== Source data

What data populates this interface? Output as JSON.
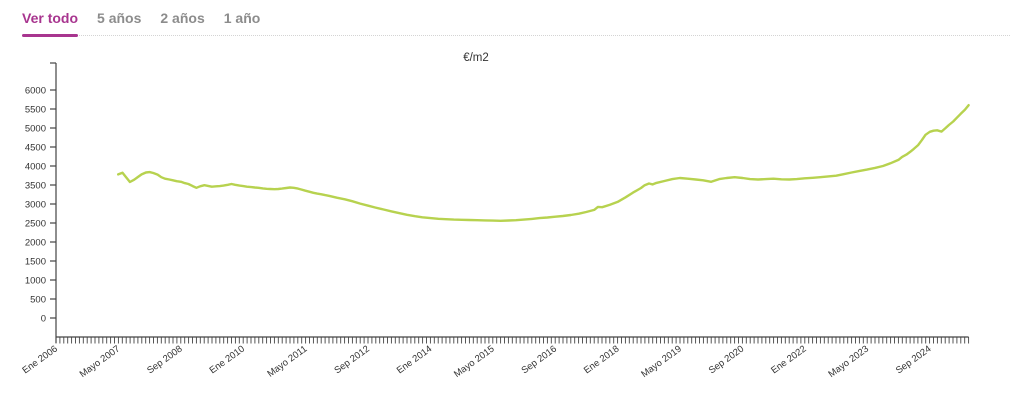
{
  "tabs": {
    "items": [
      {
        "label": "Ver todo",
        "active": true
      },
      {
        "label": "5 años",
        "active": false
      },
      {
        "label": "2 años",
        "active": false
      },
      {
        "label": "1 año",
        "active": false
      }
    ]
  },
  "colors": {
    "accent": "#a8358f",
    "line": "#b7d24f",
    "tab_inactive": "#8c8c8c",
    "axis": "#444444",
    "rule": "#d4d4d4"
  },
  "chart_data": {
    "type": "line",
    "title": "€/m2",
    "ylabel": "€/m2",
    "ylim": [
      0,
      6000
    ],
    "ytick_step": 500,
    "grid": false,
    "legend": null,
    "x_unit": "months since Ene 2006",
    "x_total_months": 234,
    "x_label_every_months": 16,
    "x_tick_labels": [
      "Ene 2006",
      "Mayo 2007",
      "Sep 2008",
      "Ene 2010",
      "Mayo 2011",
      "Sep 2012",
      "Ene 2014",
      "Mayo 2015",
      "Sep 2016",
      "Ene 2018",
      "Mayo 2019",
      "Sep 2020",
      "Ene 2022",
      "Mayo 2023",
      "Sep 2024"
    ],
    "series": [
      {
        "name": "€/m2",
        "color": "#b7d24f",
        "points": [
          [
            2007.33,
            3780
          ],
          [
            2007.42,
            3825
          ],
          [
            2007.5,
            3700
          ],
          [
            2007.58,
            3580
          ],
          [
            2007.67,
            3640
          ],
          [
            2007.75,
            3710
          ],
          [
            2007.83,
            3780
          ],
          [
            2007.92,
            3830
          ],
          [
            2008.0,
            3840
          ],
          [
            2008.08,
            3815
          ],
          [
            2008.17,
            3775
          ],
          [
            2008.25,
            3705
          ],
          [
            2008.33,
            3665
          ],
          [
            2008.42,
            3645
          ],
          [
            2008.5,
            3625
          ],
          [
            2008.58,
            3600
          ],
          [
            2008.67,
            3585
          ],
          [
            2008.75,
            3550
          ],
          [
            2008.83,
            3525
          ],
          [
            2008.92,
            3470
          ],
          [
            2009.0,
            3425
          ],
          [
            2009.08,
            3465
          ],
          [
            2009.17,
            3495
          ],
          [
            2009.25,
            3475
          ],
          [
            2009.33,
            3455
          ],
          [
            2009.42,
            3465
          ],
          [
            2009.5,
            3470
          ],
          [
            2009.58,
            3485
          ],
          [
            2009.67,
            3505
          ],
          [
            2009.75,
            3525
          ],
          [
            2009.83,
            3505
          ],
          [
            2009.92,
            3485
          ],
          [
            2010.0,
            3470
          ],
          [
            2010.08,
            3455
          ],
          [
            2010.17,
            3445
          ],
          [
            2010.25,
            3435
          ],
          [
            2010.33,
            3425
          ],
          [
            2010.42,
            3410
          ],
          [
            2010.5,
            3400
          ],
          [
            2010.58,
            3395
          ],
          [
            2010.67,
            3390
          ],
          [
            2010.75,
            3395
          ],
          [
            2010.83,
            3405
          ],
          [
            2010.92,
            3420
          ],
          [
            2011.0,
            3435
          ],
          [
            2011.08,
            3425
          ],
          [
            2011.17,
            3405
          ],
          [
            2011.25,
            3380
          ],
          [
            2011.33,
            3350
          ],
          [
            2011.42,
            3320
          ],
          [
            2011.5,
            3295
          ],
          [
            2011.58,
            3275
          ],
          [
            2011.67,
            3255
          ],
          [
            2011.75,
            3235
          ],
          [
            2011.83,
            3215
          ],
          [
            2011.92,
            3190
          ],
          [
            2012.0,
            3165
          ],
          [
            2012.17,
            3125
          ],
          [
            2012.33,
            3075
          ],
          [
            2012.5,
            3010
          ],
          [
            2012.67,
            2955
          ],
          [
            2012.83,
            2905
          ],
          [
            2013.0,
            2855
          ],
          [
            2013.17,
            2805
          ],
          [
            2013.33,
            2760
          ],
          [
            2013.5,
            2715
          ],
          [
            2013.67,
            2680
          ],
          [
            2013.83,
            2650
          ],
          [
            2014.0,
            2630
          ],
          [
            2014.17,
            2610
          ],
          [
            2014.33,
            2600
          ],
          [
            2014.5,
            2590
          ],
          [
            2014.67,
            2585
          ],
          [
            2014.83,
            2580
          ],
          [
            2015.0,
            2575
          ],
          [
            2015.17,
            2568
          ],
          [
            2015.33,
            2562
          ],
          [
            2015.5,
            2558
          ],
          [
            2015.67,
            2565
          ],
          [
            2015.83,
            2575
          ],
          [
            2016.0,
            2590
          ],
          [
            2016.17,
            2608
          ],
          [
            2016.33,
            2628
          ],
          [
            2016.5,
            2645
          ],
          [
            2016.67,
            2665
          ],
          [
            2016.83,
            2685
          ],
          [
            2017.0,
            2710
          ],
          [
            2017.17,
            2745
          ],
          [
            2017.33,
            2790
          ],
          [
            2017.5,
            2845
          ],
          [
            2017.58,
            2925
          ],
          [
            2017.67,
            2915
          ],
          [
            2017.83,
            2975
          ],
          [
            2018.0,
            3055
          ],
          [
            2018.17,
            3175
          ],
          [
            2018.33,
            3300
          ],
          [
            2018.5,
            3420
          ],
          [
            2018.58,
            3495
          ],
          [
            2018.67,
            3540
          ],
          [
            2018.75,
            3515
          ],
          [
            2018.83,
            3555
          ],
          [
            2019.0,
            3605
          ],
          [
            2019.17,
            3655
          ],
          [
            2019.33,
            3685
          ],
          [
            2019.5,
            3665
          ],
          [
            2019.67,
            3645
          ],
          [
            2019.83,
            3625
          ],
          [
            2020.0,
            3585
          ],
          [
            2020.17,
            3655
          ],
          [
            2020.33,
            3685
          ],
          [
            2020.5,
            3705
          ],
          [
            2020.67,
            3685
          ],
          [
            2020.83,
            3655
          ],
          [
            2021.0,
            3645
          ],
          [
            2021.17,
            3655
          ],
          [
            2021.33,
            3665
          ],
          [
            2021.5,
            3650
          ],
          [
            2021.67,
            3645
          ],
          [
            2021.83,
            3655
          ],
          [
            2022.0,
            3675
          ],
          [
            2022.17,
            3690
          ],
          [
            2022.33,
            3705
          ],
          [
            2022.5,
            3725
          ],
          [
            2022.67,
            3745
          ],
          [
            2022.83,
            3785
          ],
          [
            2023.0,
            3830
          ],
          [
            2023.17,
            3870
          ],
          [
            2023.33,
            3905
          ],
          [
            2023.5,
            3950
          ],
          [
            2023.67,
            4000
          ],
          [
            2023.83,
            4070
          ],
          [
            2024.0,
            4160
          ],
          [
            2024.08,
            4240
          ],
          [
            2024.17,
            4300
          ],
          [
            2024.25,
            4370
          ],
          [
            2024.33,
            4450
          ],
          [
            2024.42,
            4550
          ],
          [
            2024.5,
            4680
          ],
          [
            2024.58,
            4820
          ],
          [
            2024.67,
            4900
          ],
          [
            2024.75,
            4930
          ],
          [
            2024.83,
            4940
          ],
          [
            2024.92,
            4905
          ],
          [
            2025.0,
            4990
          ],
          [
            2025.08,
            5080
          ],
          [
            2025.17,
            5170
          ],
          [
            2025.25,
            5270
          ],
          [
            2025.33,
            5370
          ],
          [
            2025.42,
            5480
          ],
          [
            2025.5,
            5600
          ]
        ]
      }
    ]
  }
}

====

**Task objective:**
Skip the pictures, then retype every line above exactly.

**Written solution:**
What data populates this interface? Output as JSON.
{
  "tabs": {
    "items": [
      {
        "label": "Ver todo",
        "active": true
      },
      {
        "label": "5 años",
        "active": false
      },
      {
        "label": "2 años",
        "active": false
      },
      {
        "label": "1 año",
        "active": false
      }
    ]
  },
  "colors": {
    "accent": "#a8358f",
    "line": "#b7d24f",
    "tab_inactive": "#8c8c8c",
    "axis": "#444444",
    "rule": "#d4d4d4"
  },
  "chart_data": {
    "type": "line",
    "title": "€/m2",
    "ylabel": "€/m2",
    "ylim": [
      0,
      6000
    ],
    "ytick_step": 500,
    "grid": false,
    "legend": null,
    "x_unit": "months since Ene 2006",
    "x_total_months": 234,
    "x_label_every_months": 16,
    "x_tick_labels": [
      "Ene 2006",
      "Mayo 2007",
      "Sep 2008",
      "Ene 2010",
      "Mayo 2011",
      "Sep 2012",
      "Ene 2014",
      "Mayo 2015",
      "Sep 2016",
      "Ene 2018",
      "Mayo 2019",
      "Sep 2020",
      "Ene 2022",
      "Mayo 2023",
      "Sep 2024"
    ],
    "series": [
      {
        "name": "€/m2",
        "color": "#b7d24f",
        "points": [
          [
            2007.33,
            3780
          ],
          [
            2007.42,
            3825
          ],
          [
            2007.5,
            3700
          ],
          [
            2007.58,
            3580
          ],
          [
            2007.67,
            3640
          ],
          [
            2007.75,
            3710
          ],
          [
            2007.83,
            3780
          ],
          [
            2007.92,
            3830
          ],
          [
            2008.0,
            3840
          ],
          [
            2008.08,
            3815
          ],
          [
            2008.17,
            3775
          ],
          [
            2008.25,
            3705
          ],
          [
            2008.33,
            3665
          ],
          [
            2008.42,
            3645
          ],
          [
            2008.5,
            3625
          ],
          [
            2008.58,
            3600
          ],
          [
            2008.67,
            3585
          ],
          [
            2008.75,
            3550
          ],
          [
            2008.83,
            3525
          ],
          [
            2008.92,
            3470
          ],
          [
            2009.0,
            3425
          ],
          [
            2009.08,
            3465
          ],
          [
            2009.17,
            3495
          ],
          [
            2009.25,
            3475
          ],
          [
            2009.33,
            3455
          ],
          [
            2009.42,
            3465
          ],
          [
            2009.5,
            3470
          ],
          [
            2009.58,
            3485
          ],
          [
            2009.67,
            3505
          ],
          [
            2009.75,
            3525
          ],
          [
            2009.83,
            3505
          ],
          [
            2009.92,
            3485
          ],
          [
            2010.0,
            3470
          ],
          [
            2010.08,
            3455
          ],
          [
            2010.17,
            3445
          ],
          [
            2010.25,
            3435
          ],
          [
            2010.33,
            3425
          ],
          [
            2010.42,
            3410
          ],
          [
            2010.5,
            3400
          ],
          [
            2010.58,
            3395
          ],
          [
            2010.67,
            3390
          ],
          [
            2010.75,
            3395
          ],
          [
            2010.83,
            3405
          ],
          [
            2010.92,
            3420
          ],
          [
            2011.0,
            3435
          ],
          [
            2011.08,
            3425
          ],
          [
            2011.17,
            3405
          ],
          [
            2011.25,
            3380
          ],
          [
            2011.33,
            3350
          ],
          [
            2011.42,
            3320
          ],
          [
            2011.5,
            3295
          ],
          [
            2011.58,
            3275
          ],
          [
            2011.67,
            3255
          ],
          [
            2011.75,
            3235
          ],
          [
            2011.83,
            3215
          ],
          [
            2011.92,
            3190
          ],
          [
            2012.0,
            3165
          ],
          [
            2012.17,
            3125
          ],
          [
            2012.33,
            3075
          ],
          [
            2012.5,
            3010
          ],
          [
            2012.67,
            2955
          ],
          [
            2012.83,
            2905
          ],
          [
            2013.0,
            2855
          ],
          [
            2013.17,
            2805
          ],
          [
            2013.33,
            2760
          ],
          [
            2013.5,
            2715
          ],
          [
            2013.67,
            2680
          ],
          [
            2013.83,
            2650
          ],
          [
            2014.0,
            2630
          ],
          [
            2014.17,
            2610
          ],
          [
            2014.33,
            2600
          ],
          [
            2014.5,
            2590
          ],
          [
            2014.67,
            2585
          ],
          [
            2014.83,
            2580
          ],
          [
            2015.0,
            2575
          ],
          [
            2015.17,
            2568
          ],
          [
            2015.33,
            2562
          ],
          [
            2015.5,
            2558
          ],
          [
            2015.67,
            2565
          ],
          [
            2015.83,
            2575
          ],
          [
            2016.0,
            2590
          ],
          [
            2016.17,
            2608
          ],
          [
            2016.33,
            2628
          ],
          [
            2016.5,
            2645
          ],
          [
            2016.67,
            2665
          ],
          [
            2016.83,
            2685
          ],
          [
            2017.0,
            2710
          ],
          [
            2017.17,
            2745
          ],
          [
            2017.33,
            2790
          ],
          [
            2017.5,
            2845
          ],
          [
            2017.58,
            2925
          ],
          [
            2017.67,
            2915
          ],
          [
            2017.83,
            2975
          ],
          [
            2018.0,
            3055
          ],
          [
            2018.17,
            3175
          ],
          [
            2018.33,
            3300
          ],
          [
            2018.5,
            3420
          ],
          [
            2018.58,
            3495
          ],
          [
            2018.67,
            3540
          ],
          [
            2018.75,
            3515
          ],
          [
            2018.83,
            3555
          ],
          [
            2019.0,
            3605
          ],
          [
            2019.17,
            3655
          ],
          [
            2019.33,
            3685
          ],
          [
            2019.5,
            3665
          ],
          [
            2019.67,
            3645
          ],
          [
            2019.83,
            3625
          ],
          [
            2020.0,
            3585
          ],
          [
            2020.17,
            3655
          ],
          [
            2020.33,
            3685
          ],
          [
            2020.5,
            3705
          ],
          [
            2020.67,
            3685
          ],
          [
            2020.83,
            3655
          ],
          [
            2021.0,
            3645
          ],
          [
            2021.17,
            3655
          ],
          [
            2021.33,
            3665
          ],
          [
            2021.5,
            3650
          ],
          [
            2021.67,
            3645
          ],
          [
            2021.83,
            3655
          ],
          [
            2022.0,
            3675
          ],
          [
            2022.17,
            3690
          ],
          [
            2022.33,
            3705
          ],
          [
            2022.5,
            3725
          ],
          [
            2022.67,
            3745
          ],
          [
            2022.83,
            3785
          ],
          [
            2023.0,
            3830
          ],
          [
            2023.17,
            3870
          ],
          [
            2023.33,
            3905
          ],
          [
            2023.5,
            3950
          ],
          [
            2023.67,
            4000
          ],
          [
            2023.83,
            4070
          ],
          [
            2024.0,
            4160
          ],
          [
            2024.08,
            4240
          ],
          [
            2024.17,
            4300
          ],
          [
            2024.25,
            4370
          ],
          [
            2024.33,
            4450
          ],
          [
            2024.42,
            4550
          ],
          [
            2024.5,
            4680
          ],
          [
            2024.58,
            4820
          ],
          [
            2024.67,
            4900
          ],
          [
            2024.75,
            4930
          ],
          [
            2024.83,
            4940
          ],
          [
            2024.92,
            4905
          ],
          [
            2025.0,
            4990
          ],
          [
            2025.08,
            5080
          ],
          [
            2025.17,
            5170
          ],
          [
            2025.25,
            5270
          ],
          [
            2025.33,
            5370
          ],
          [
            2025.42,
            5480
          ],
          [
            2025.5,
            5600
          ]
        ]
      }
    ]
  }
}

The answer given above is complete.